Document passage ->
───
By Carl Hinman

Students in ENG 442 are sharing their reading responses to the Major Nebraska Writers we have encountered this Fall. Carl’s post was inspired by his reading of the poetry of Ted Kooser.

Over the past semester in our class, we have talked in great detail about the theme of home In this whole fall semester we have read all these great Nebraska writers from Sandoz to Cather, and they all have unique voices and stories to tell us. The main focus of the class has been the concept of what home is and what is a major writer. With this in mind I think Ted Kooser is a good fit for these criteria. Kooser writes like how some college students think around the holiday season, being homesick and thinking about the family they have back at home. In the case of Kooser he references his home with his parents and their passing. Now anyone could write poetry about these themes like Kooser, and we would not call them a major writer. What sets Kooser apart is his command of poetic form and metaphor.

The poem I think illustrates not only the theme of home, but also both his command of the poetic language and metaphors would be the poem “Father.”
───
Entries provided ->
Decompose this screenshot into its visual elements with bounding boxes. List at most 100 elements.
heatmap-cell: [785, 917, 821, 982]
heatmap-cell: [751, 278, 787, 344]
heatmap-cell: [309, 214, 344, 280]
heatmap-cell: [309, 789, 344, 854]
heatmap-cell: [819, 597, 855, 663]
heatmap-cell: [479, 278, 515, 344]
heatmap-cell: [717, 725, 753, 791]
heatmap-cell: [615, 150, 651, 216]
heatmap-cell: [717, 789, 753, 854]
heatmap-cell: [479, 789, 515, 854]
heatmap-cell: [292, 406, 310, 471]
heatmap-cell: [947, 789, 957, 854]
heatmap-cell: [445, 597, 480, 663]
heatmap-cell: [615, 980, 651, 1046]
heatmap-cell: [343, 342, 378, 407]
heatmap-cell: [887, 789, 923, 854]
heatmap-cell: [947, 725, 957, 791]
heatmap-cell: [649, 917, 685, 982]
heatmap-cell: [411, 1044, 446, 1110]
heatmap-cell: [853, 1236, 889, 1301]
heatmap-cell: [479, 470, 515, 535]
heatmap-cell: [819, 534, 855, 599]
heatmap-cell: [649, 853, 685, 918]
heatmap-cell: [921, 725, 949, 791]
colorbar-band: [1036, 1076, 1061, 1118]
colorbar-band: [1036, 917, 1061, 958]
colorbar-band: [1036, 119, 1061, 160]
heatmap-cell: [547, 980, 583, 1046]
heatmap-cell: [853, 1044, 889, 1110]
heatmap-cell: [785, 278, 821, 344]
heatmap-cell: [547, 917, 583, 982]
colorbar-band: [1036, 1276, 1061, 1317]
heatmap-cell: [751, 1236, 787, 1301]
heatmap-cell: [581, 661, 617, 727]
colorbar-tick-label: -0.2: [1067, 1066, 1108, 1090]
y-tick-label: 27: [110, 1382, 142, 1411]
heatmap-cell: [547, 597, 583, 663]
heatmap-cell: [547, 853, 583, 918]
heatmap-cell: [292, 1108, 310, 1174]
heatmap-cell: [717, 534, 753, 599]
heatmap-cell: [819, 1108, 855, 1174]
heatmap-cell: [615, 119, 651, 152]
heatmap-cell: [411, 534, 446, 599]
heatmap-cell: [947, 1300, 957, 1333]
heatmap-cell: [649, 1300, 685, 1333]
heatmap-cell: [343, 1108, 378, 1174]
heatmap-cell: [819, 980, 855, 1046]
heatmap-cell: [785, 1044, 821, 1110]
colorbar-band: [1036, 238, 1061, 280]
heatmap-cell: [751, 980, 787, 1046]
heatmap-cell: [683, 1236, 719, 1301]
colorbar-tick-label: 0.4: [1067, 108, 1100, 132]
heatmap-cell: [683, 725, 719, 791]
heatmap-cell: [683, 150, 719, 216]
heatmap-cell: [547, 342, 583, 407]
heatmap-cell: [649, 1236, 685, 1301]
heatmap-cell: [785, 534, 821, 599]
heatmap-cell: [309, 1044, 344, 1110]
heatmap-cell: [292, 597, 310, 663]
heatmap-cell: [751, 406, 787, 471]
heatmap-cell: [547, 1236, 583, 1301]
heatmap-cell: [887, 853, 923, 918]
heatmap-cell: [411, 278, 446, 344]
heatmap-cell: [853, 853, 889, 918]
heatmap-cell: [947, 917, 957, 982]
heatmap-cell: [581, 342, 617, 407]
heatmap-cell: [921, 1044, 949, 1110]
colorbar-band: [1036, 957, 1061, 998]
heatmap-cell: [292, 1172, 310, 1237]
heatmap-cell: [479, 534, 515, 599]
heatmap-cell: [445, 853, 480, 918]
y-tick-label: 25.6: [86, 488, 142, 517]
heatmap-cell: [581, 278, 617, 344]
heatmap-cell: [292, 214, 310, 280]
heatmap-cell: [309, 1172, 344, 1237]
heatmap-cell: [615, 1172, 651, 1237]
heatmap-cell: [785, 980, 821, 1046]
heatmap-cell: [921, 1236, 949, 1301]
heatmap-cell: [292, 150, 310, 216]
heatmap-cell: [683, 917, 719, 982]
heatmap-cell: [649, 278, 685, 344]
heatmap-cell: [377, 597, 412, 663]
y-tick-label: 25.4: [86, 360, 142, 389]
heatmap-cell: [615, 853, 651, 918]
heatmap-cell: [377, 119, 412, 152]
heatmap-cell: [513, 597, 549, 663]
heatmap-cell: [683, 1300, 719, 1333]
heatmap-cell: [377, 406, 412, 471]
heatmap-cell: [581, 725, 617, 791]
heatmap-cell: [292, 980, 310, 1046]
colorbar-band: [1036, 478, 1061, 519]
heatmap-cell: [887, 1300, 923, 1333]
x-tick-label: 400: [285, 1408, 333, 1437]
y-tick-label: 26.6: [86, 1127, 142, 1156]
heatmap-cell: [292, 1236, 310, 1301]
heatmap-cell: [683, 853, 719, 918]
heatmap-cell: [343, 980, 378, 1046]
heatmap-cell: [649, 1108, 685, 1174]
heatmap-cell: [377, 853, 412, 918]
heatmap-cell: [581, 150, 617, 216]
───
What to do ->
1 > Decide whether each statement below agrees with the post on Ted Kooser, answering yes or no and quoting the words of the post that settle it: (a) The class has centered on what home is and what makes a major writer. (b) Carl's post grew out of his reading of Willa Cather. (c) The poem Carl picks to show Kooser's skill is "Father."
2 > Extend the post on Ted Kooser, starting after its last sentence.
The items have no connection to the post on Ted Kooser.

Response list ->
1 >
(a) Yes: "The main focus of the class has been the concept of what home is and what is a major writer."
(b) No: "Carl’s post was inspired by his reading of the poetry of Ted Kooser."
(c) Yes: "The poem I think illustrates not only the theme of home, but also both his command of the poetic language and metaphors would be the poem “Father.”"

2 >
Today you would be ninety-seven 
if you had lived, and we would all be 
miserable, you and your children, 
driving from clinic to clinic,
an ancient fearful hypochondriac 
and his fretful son and daughter, 
asking directions, trying to read 
the complicated, fading map of cures. 

But with your dignity intact
you have been gone for twenty years,
and I am glad for all of us, although
I miss you every day—the heartbeat 
under your necktie, the hand cupped
on the back of my neck, Old Spice
in the air, your voice delighted with stories. 
On this day each year you loved to relate 
that the moment of your birth
your mother glanced out the window 
and saw lilacs in bloom. Well, today 
lilacs are blooming in side yards 
all over Iowa, still welcoming you.

What makes Kooser such an interesting read is just how vague his metaphors are. In this I mean that Kooser makes it so that the meaning is not obvious by just reading the title. The poem and title all have a connection. The other thing to note about Kooser is how he has a focus on the concept of death in his poetry and with a spring like beauty to it all. One of my favorites in the vein of “Father” and this beauty with death comes in play with the poem “After Years”. This poem really has a weird spacey tone to it. Still, it is about the death of who I can only presume was Kooser’s neighbor. Regardless of whoever this poem is about the fact is that this poem much like many of Kooser’s other poems has a theme of death and as I like to call it morose joy. Kooser likes to look at death sometimes with a bit of joy and that theme is something that almost any writer covers but the way he relates it to his home makes him a perfect fit as a local major writer.